| Direction |
Your task is to reproduce the material exactly.

| Listed entries |
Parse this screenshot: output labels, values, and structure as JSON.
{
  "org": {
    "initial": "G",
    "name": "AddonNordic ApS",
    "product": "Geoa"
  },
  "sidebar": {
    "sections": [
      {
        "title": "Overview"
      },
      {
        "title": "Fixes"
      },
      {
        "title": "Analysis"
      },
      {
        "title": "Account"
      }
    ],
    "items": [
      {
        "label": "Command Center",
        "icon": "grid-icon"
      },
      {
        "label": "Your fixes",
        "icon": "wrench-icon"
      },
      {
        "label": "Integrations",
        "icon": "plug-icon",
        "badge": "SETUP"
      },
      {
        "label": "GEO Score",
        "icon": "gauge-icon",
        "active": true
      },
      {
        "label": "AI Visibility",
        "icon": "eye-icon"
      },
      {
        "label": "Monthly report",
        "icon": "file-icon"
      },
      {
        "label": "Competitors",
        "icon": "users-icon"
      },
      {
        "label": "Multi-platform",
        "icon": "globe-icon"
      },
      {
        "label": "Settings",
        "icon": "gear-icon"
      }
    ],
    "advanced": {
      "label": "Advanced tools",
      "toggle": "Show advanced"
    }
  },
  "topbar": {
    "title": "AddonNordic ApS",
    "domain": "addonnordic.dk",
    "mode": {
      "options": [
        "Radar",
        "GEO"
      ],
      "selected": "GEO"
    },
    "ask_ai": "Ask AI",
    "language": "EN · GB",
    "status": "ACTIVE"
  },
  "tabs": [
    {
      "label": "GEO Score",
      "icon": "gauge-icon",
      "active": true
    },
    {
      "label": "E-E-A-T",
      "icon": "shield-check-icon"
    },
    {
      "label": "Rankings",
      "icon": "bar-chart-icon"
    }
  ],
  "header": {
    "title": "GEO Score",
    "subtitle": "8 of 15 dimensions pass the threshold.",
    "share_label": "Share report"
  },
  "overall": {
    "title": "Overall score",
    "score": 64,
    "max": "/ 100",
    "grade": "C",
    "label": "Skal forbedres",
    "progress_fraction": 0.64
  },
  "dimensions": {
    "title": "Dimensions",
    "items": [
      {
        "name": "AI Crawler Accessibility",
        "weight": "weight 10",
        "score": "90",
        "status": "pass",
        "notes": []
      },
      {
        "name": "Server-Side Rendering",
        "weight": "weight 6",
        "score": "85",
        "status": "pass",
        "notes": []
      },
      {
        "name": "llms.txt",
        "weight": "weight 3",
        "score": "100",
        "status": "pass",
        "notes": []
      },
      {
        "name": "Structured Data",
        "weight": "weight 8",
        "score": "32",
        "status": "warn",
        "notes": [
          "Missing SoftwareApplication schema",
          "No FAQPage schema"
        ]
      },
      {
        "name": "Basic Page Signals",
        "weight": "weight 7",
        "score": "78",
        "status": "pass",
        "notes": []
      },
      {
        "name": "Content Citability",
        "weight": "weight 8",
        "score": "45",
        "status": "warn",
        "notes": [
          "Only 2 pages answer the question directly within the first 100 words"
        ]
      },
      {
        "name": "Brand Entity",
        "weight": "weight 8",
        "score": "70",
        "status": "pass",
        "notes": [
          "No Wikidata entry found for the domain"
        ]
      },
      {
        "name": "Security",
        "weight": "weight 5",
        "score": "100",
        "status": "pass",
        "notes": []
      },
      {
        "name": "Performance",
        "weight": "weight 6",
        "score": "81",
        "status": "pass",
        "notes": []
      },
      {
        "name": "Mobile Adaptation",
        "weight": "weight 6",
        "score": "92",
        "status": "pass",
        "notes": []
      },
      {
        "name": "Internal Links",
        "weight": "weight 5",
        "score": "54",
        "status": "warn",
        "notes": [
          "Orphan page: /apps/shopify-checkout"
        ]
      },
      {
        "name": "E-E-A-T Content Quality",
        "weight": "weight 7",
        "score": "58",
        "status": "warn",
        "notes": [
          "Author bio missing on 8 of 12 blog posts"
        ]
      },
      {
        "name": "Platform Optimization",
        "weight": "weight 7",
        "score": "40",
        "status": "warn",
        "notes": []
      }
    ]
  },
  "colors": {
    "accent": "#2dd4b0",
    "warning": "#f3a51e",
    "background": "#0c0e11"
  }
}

| Output for this exercise |
Parse this screenshot: output labels, values, and structure as JSON.
{
  "org": {
    "initial": "G",
    "name": "AddonNordic ApS",
    "product": "Geoa"
  },
  "sidebar": {
    "sections": [
      {
        "title": "Overview"
      },
      {
        "title": "Fixes"
      },
      {
        "title": "Analysis"
      },
      {
        "title": "Account"
      }
    ],
    "items": [
      {
        "label": "Command Center",
        "icon": "grid-icon"
      },
      {
        "label": "Your fixes",
        "icon": "wrench-icon"
      },
      {
        "label": "Integrations",
        "icon": "plug-icon",
        "badge": "SETUP"
      },
      {
        "label": "GEO Score",
        "icon": "gauge-icon",
        "active": true
      },
      {
        "label": "AI Visibility",
        "icon": "eye-icon"
      },
      {
        "label": "Monthly report",
        "icon": "file-icon"
      },
      {
        "label": "Competitors",
        "icon": "users-icon"
      },
      {
        "label": "Multi-platform",
        "icon": "globe-icon"
      },
      {
        "label": "Settings",
        "icon": "gear-icon"
      }
    ],
    "advanced": {
      "label": "Advanced tools",
      "toggle": "Show advanced"
    }
  },
  "topbar": {
    "title": "AddonNordic ApS",
    "domain": "addonnordic.dk",
    "mode": {
      "options": [
        "Radar",
        "GEO"
      ],
      "selected": "GEO"
    },
    "ask_ai": "Ask AI",
    "language": "EN · GB",
    "status": "ACTIVE"
  },
  "tabs": [
    {
      "label": "GEO Score",
      "icon": "gauge-icon",
      "active": true
    },
    {
      "label": "E-E-A-T",
      "icon": "shield-check-icon"
    },
    {
      "label": "Rankings",
      "icon": "bar-chart-icon"
    }
  ],
  "header": {
    "title": "GEO Score",
    "subtitle": "8 of 15 dimensions pass the threshold.",
    "share_label": "Share report"
  },
  "overall": {
    "title": "Overall score",
    "score": 64,
    "max": "/ 100",
    "grade": "C",
    "label": "Skal forbedres",
    "progress_fraction": 0.64
  },
  "dimensions": {
    "title": "Dimensions",
    "items": [
      {
        "name": "AI Crawler Accessibility",
        "weight": "weight 10",
        "score": "90",
        "status": "pass",
        "notes": []
      },
      {
        "name": "Server-Side Rendering",
        "weight": "weight 6",
        "score": "85",
        "status": "pass",
        "notes": []
      },
      {
        "name": "llms.txt",
        "weight": "weight 3",
        "score": "100",
        "status": "pass",
        "notes": []
      },
      {
        "name": "Structured Data",
        "weight": "weight 8",
        "score": "32",
        "status": "warn",
        "notes": [
          "Missing SoftwareApplication schema",
          "No FAQPage schema"
        ]
      },
      {
        "name": "Basic Page Signals",
        "weight": "weight 7",
        "score": "78",
        "status": "pass",
        "notes": []
      },
      {
        "name": "Content Citability",
        "weight": "weight 8",
        "score": "45",
        "status": "warn",
        "notes": [
          "Only 2 pages answer the question directly within the first 100 words"
        ]
      },
      {
        "name": "Brand Entity",
        "weight": "weight 8",
        "score": "70",
        "status": "pass",
        "notes": [
          "No Wikidata entry found for the domain"
        ]
      },
      {
        "name": "Security",
        "weight": "weight 5",
        "score": "100",
        "status": "pass",
        "notes": []
      },
      {
        "name": "Performance",
        "weight": "weight 6",
        "score": "81",
        "status": "pass",
        "notes": []
      },
      {
        "name": "Mobile Adaptation",
        "weight": "weight 6",
        "score": "92",
        "status": "pass",
        "notes": []
      },
      {
        "name": "Internal Links",
        "weight": "weight 5",
        "score": "54",
        "status": "warn",
        "notes": [
          "Orphan page: /apps/shopify-checkout"
        ]
      },
      {
        "name": "E-E-A-T Content Quality",
        "weight": "weight 7",
        "score": "58",
        "status": "warn",
        "notes": [
          "Author bio missing on 8 of 12 blog posts"
        ]
      },
      {
        "name": "Platform Optimization",
        "weight": "weight 7",
        "score": "40",
        "status": "warn",
        "notes": []
      }
    ]
  },
  "colors": {
    "accent": "#2dd4b0",
    "warning": "#f3a51e",
    "background": "#0c0e11"
  }
}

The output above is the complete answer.